═══ Information shown
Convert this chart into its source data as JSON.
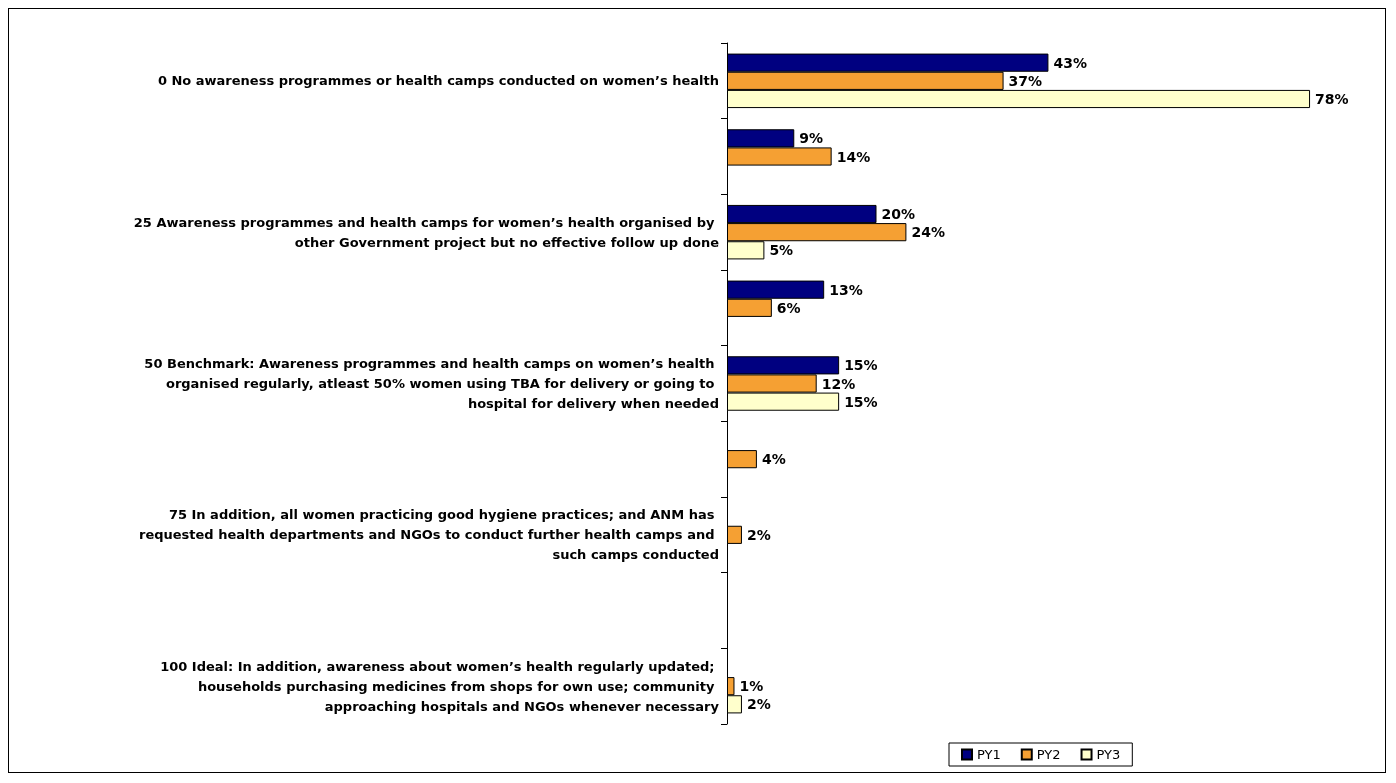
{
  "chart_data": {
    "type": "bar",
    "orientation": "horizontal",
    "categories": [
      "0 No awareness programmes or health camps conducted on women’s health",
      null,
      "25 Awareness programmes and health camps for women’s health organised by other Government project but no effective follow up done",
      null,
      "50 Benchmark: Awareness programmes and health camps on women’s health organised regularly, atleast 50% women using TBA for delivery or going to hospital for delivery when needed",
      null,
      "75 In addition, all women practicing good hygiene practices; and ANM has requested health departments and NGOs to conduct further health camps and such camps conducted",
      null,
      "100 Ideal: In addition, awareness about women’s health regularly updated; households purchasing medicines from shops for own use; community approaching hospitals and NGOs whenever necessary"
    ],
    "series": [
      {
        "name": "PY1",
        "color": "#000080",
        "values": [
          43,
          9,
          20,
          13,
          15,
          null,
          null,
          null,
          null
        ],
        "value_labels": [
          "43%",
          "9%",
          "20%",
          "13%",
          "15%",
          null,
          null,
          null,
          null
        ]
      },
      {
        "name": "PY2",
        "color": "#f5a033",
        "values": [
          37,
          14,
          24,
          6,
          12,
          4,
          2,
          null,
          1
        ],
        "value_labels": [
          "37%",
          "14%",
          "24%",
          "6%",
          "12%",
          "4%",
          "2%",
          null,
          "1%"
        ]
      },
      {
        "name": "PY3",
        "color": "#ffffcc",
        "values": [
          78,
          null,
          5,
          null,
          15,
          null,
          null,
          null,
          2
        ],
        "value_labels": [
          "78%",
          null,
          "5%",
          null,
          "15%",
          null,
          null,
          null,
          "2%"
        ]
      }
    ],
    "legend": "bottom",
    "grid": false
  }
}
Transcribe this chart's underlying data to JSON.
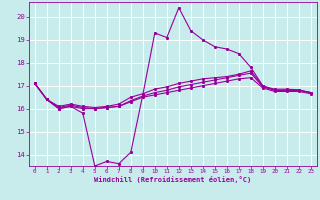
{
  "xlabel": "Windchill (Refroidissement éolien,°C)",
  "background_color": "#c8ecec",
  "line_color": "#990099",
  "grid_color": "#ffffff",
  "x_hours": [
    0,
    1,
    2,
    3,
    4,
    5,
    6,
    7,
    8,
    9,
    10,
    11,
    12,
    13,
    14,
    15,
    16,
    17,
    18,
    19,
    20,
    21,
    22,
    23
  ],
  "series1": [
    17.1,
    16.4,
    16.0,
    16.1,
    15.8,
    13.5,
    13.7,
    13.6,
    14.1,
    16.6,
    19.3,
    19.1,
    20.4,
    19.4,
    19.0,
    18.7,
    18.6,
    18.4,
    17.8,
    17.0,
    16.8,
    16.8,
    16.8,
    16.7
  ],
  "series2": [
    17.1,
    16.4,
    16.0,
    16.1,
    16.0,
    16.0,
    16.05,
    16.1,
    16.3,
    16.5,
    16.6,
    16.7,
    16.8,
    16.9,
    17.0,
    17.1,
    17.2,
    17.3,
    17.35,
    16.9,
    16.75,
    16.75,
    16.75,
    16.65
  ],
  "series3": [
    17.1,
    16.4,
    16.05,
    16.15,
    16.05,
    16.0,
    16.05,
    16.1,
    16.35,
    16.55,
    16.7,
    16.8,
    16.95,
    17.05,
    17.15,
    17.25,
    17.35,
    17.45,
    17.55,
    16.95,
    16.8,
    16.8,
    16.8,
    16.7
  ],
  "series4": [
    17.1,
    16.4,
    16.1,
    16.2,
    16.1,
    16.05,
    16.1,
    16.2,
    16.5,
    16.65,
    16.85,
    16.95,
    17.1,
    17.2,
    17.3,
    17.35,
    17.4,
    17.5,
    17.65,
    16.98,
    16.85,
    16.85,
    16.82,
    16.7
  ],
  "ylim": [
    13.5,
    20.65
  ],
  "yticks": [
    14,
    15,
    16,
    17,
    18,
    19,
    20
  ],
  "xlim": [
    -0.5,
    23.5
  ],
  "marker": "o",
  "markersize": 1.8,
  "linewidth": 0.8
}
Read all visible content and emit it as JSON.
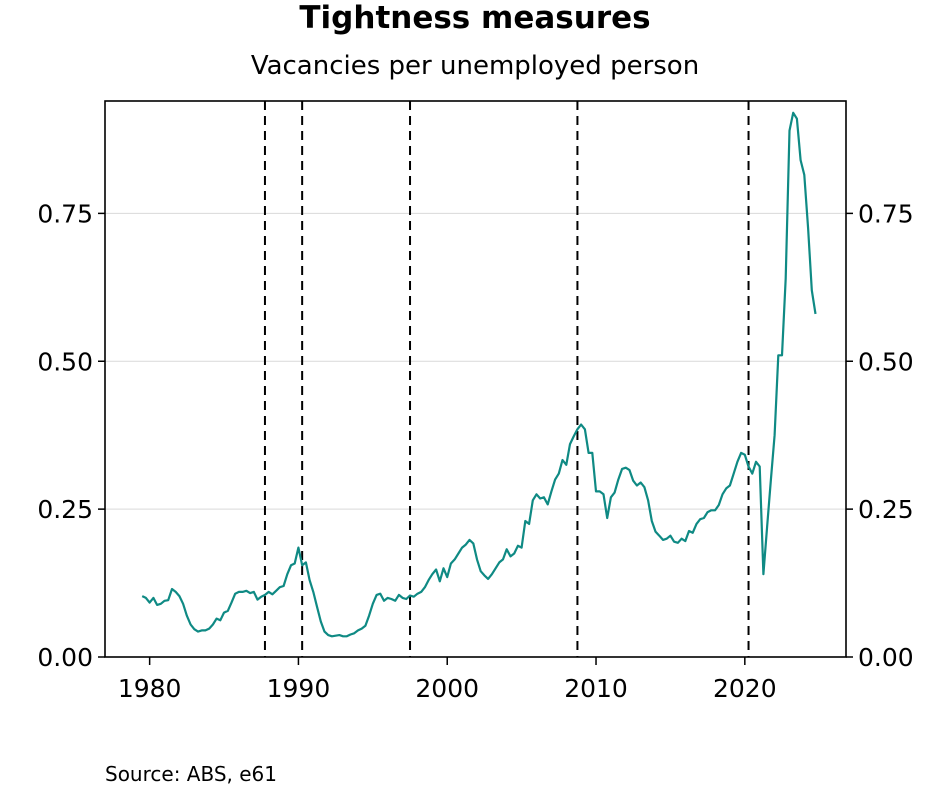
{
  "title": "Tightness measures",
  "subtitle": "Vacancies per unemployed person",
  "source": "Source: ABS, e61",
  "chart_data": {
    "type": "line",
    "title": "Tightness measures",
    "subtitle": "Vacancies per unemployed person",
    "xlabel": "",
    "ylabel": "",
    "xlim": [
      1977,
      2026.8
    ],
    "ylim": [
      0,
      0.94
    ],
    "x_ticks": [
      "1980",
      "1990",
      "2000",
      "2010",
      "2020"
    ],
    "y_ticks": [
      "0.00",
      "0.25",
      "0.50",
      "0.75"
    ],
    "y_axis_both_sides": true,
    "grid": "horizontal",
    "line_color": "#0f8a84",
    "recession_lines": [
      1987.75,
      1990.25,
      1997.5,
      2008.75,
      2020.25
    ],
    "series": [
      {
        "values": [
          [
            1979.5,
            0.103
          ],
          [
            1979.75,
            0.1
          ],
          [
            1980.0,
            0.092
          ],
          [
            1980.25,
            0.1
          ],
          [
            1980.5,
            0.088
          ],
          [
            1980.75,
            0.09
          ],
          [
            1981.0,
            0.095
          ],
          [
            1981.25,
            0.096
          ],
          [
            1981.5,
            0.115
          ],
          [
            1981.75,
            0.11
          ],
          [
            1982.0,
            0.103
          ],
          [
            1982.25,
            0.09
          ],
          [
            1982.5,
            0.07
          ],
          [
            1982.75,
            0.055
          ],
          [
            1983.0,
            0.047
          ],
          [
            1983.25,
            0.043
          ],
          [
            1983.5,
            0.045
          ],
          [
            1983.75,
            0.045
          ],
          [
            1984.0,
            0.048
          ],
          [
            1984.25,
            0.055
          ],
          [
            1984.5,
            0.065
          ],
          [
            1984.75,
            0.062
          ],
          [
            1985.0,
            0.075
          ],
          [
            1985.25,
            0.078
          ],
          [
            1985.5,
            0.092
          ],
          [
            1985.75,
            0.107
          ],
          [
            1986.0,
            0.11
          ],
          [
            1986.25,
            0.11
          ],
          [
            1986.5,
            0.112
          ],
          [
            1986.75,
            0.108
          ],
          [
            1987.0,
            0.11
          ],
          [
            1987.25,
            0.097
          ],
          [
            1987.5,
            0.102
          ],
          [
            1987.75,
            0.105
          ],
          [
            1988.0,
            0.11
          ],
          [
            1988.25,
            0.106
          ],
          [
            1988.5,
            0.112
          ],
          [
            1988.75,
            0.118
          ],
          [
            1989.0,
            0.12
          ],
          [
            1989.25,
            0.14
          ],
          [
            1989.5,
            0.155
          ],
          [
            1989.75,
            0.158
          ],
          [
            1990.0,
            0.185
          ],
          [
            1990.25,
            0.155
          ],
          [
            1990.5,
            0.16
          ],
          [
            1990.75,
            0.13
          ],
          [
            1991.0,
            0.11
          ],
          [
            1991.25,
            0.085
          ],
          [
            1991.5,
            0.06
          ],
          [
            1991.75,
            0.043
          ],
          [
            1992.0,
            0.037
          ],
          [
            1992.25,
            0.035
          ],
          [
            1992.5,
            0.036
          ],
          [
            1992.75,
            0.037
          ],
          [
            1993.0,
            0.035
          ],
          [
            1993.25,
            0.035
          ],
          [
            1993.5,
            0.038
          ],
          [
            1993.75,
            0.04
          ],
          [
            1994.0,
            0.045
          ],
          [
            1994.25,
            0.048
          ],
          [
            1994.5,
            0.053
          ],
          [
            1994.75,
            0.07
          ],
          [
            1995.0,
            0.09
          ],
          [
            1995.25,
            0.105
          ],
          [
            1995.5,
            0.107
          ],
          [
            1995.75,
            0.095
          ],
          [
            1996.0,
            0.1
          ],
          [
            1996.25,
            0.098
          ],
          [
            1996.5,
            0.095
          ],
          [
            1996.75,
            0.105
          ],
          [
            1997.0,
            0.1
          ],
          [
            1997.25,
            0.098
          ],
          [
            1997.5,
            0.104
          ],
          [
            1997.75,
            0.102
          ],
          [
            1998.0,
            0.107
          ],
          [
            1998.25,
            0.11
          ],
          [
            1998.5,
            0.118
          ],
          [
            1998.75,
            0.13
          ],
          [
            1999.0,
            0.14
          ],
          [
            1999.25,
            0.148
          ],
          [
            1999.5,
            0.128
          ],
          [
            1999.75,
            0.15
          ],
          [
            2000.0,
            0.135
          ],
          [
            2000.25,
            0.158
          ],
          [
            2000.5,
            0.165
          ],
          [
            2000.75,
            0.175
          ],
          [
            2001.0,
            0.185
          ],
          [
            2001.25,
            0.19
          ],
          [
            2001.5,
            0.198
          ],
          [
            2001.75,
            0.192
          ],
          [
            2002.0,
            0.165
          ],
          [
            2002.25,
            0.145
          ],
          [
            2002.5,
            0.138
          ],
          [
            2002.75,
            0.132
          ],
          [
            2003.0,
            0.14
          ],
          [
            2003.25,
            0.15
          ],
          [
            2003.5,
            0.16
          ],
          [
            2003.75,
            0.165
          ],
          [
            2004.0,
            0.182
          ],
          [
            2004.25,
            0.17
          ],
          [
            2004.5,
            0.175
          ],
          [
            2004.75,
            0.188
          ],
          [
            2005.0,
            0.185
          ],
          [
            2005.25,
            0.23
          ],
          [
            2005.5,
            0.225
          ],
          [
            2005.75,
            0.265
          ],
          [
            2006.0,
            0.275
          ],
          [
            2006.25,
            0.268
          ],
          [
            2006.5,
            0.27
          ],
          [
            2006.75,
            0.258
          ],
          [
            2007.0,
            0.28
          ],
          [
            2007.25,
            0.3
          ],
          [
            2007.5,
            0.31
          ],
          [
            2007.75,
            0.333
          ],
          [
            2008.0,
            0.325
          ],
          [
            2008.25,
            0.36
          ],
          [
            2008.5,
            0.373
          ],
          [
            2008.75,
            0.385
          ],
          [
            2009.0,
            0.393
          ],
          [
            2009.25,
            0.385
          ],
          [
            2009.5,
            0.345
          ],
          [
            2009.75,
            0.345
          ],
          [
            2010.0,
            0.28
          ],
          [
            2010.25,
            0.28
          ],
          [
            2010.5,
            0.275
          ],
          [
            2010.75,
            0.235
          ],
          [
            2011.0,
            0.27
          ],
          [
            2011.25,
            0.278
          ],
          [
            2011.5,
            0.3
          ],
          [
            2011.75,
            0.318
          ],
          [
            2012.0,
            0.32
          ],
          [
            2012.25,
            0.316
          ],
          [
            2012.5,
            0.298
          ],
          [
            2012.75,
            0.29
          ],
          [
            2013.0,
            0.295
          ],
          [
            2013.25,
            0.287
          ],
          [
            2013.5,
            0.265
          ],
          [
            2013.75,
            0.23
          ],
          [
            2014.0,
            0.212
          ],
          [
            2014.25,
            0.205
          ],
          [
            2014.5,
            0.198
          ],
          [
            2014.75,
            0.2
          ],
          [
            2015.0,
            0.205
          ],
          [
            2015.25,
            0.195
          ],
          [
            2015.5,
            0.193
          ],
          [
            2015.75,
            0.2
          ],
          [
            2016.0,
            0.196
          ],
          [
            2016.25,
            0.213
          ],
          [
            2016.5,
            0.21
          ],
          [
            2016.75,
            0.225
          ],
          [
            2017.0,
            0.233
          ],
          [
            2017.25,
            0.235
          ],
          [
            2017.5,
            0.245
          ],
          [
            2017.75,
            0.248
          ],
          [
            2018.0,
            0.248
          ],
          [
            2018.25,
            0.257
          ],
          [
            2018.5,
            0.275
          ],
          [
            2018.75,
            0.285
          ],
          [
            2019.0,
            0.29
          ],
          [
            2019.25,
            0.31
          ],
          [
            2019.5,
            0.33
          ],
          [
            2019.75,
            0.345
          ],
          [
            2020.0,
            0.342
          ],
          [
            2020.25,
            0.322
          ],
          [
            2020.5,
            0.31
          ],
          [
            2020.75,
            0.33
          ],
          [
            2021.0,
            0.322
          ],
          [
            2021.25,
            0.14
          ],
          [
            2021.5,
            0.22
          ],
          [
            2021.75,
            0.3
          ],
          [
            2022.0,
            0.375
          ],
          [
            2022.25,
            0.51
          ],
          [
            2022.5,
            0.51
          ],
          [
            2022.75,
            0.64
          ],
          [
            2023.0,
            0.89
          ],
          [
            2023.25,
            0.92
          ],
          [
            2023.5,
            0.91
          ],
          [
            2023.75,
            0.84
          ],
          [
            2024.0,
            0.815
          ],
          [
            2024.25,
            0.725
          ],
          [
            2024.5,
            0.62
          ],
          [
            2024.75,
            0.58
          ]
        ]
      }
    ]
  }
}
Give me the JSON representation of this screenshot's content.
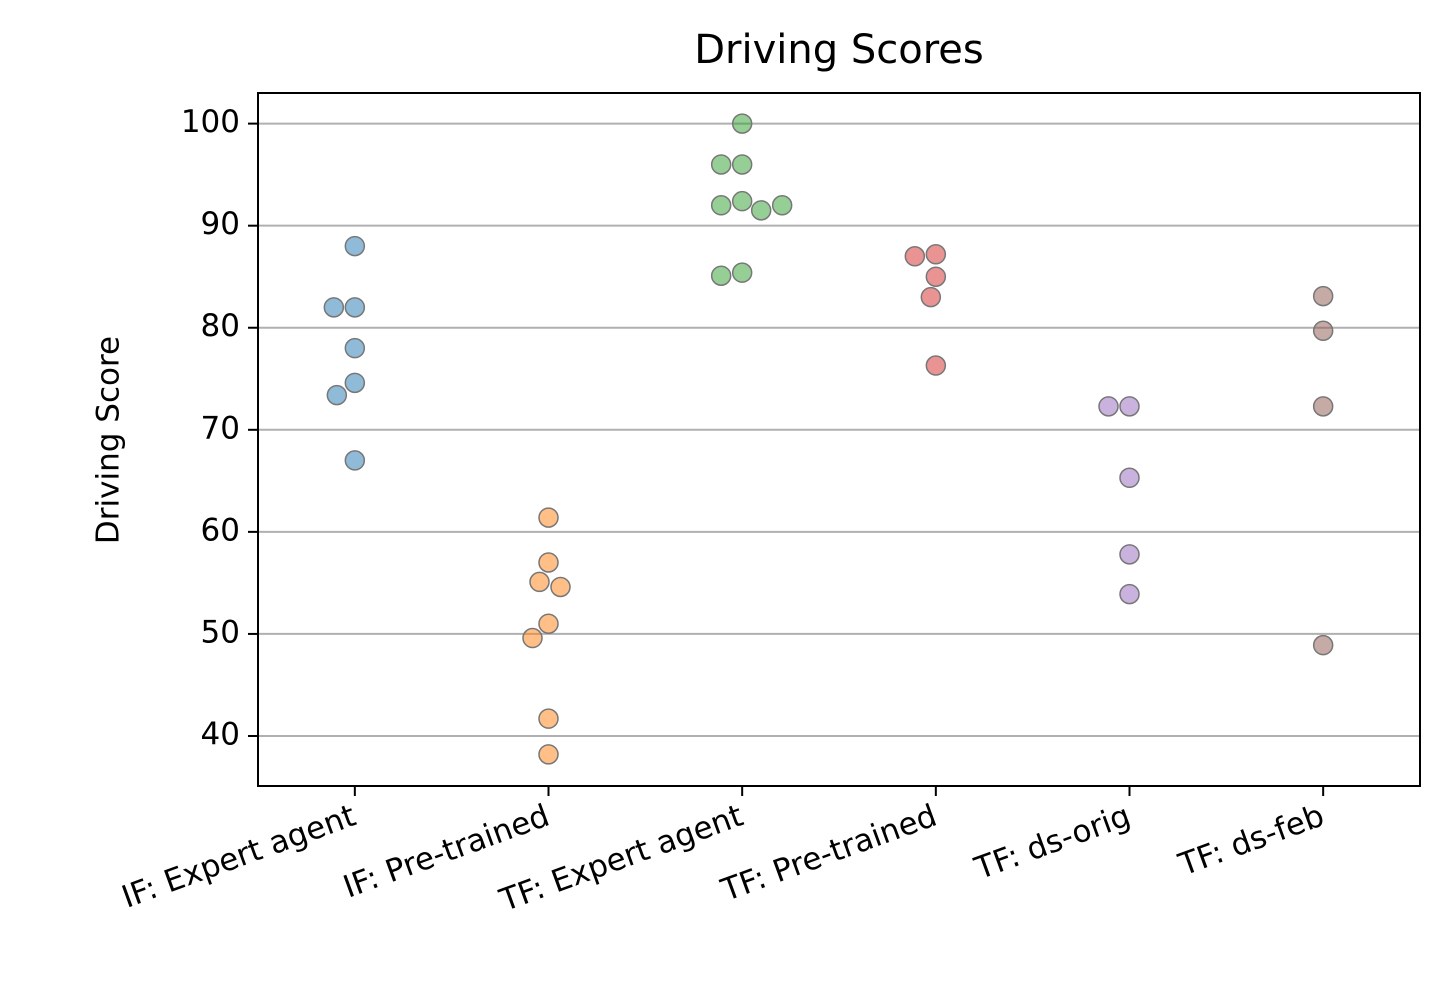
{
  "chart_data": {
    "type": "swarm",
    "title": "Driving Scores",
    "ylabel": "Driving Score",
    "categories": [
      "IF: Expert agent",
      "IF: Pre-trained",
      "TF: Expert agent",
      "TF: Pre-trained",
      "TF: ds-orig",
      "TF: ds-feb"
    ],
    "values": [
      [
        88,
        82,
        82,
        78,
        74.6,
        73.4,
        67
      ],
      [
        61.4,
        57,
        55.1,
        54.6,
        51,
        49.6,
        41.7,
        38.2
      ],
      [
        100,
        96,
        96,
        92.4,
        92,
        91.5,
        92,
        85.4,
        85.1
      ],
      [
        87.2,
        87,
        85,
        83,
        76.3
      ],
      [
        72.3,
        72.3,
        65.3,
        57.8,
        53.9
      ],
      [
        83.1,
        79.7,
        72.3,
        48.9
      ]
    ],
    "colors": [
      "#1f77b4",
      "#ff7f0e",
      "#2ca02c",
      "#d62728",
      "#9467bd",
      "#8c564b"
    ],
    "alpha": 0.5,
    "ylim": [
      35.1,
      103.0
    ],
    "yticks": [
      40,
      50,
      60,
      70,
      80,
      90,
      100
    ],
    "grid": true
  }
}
══════
Count every line above that holds the string "source" and give the total, nothing more.

Task response: 2